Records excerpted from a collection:
──────────
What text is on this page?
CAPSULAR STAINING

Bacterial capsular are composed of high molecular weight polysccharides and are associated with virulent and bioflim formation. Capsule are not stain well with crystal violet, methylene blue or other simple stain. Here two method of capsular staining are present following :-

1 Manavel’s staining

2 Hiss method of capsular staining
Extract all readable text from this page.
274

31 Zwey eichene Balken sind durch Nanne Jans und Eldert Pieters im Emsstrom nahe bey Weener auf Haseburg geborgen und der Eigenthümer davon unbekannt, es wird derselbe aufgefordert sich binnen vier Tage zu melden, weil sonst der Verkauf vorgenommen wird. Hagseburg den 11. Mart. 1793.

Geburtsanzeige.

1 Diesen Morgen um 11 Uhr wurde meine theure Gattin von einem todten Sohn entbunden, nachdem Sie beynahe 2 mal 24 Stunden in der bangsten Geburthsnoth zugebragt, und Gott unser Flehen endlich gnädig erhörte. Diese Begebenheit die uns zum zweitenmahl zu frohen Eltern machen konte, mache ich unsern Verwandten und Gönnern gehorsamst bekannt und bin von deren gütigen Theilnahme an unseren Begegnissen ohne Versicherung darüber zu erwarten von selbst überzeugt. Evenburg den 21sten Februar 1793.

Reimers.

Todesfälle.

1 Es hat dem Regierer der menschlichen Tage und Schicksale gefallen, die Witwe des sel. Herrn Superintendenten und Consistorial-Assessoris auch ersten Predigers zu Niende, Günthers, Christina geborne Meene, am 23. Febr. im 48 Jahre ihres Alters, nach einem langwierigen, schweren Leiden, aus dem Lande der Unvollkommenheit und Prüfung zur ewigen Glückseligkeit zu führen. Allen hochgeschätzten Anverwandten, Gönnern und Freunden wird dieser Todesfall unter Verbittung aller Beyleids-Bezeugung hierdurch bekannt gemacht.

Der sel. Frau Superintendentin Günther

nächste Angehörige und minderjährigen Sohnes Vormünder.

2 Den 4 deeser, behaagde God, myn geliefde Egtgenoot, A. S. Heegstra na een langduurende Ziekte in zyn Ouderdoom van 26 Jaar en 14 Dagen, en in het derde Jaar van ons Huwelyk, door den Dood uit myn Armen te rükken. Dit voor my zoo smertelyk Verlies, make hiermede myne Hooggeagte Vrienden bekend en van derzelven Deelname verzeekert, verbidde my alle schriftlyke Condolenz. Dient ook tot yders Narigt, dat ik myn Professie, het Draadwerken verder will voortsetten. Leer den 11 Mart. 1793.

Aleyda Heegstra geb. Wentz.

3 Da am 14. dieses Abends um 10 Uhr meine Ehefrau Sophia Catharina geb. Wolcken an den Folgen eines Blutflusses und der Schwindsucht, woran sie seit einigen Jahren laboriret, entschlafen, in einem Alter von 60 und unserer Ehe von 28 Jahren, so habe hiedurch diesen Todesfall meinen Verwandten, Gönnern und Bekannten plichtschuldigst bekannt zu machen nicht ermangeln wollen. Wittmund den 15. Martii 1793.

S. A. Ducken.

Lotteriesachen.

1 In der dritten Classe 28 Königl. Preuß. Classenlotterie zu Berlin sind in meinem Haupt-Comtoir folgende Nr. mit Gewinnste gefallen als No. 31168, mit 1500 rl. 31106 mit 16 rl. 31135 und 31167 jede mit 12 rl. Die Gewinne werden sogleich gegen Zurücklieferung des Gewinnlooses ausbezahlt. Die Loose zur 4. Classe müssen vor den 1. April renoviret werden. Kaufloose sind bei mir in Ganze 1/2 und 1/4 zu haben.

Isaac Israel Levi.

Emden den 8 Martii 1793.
──────────
Goal of the exercise: Which lines above include the word "text"? Pick them out and copy them.

Answer area:
What text is on this page?
Extract all readable text from this page.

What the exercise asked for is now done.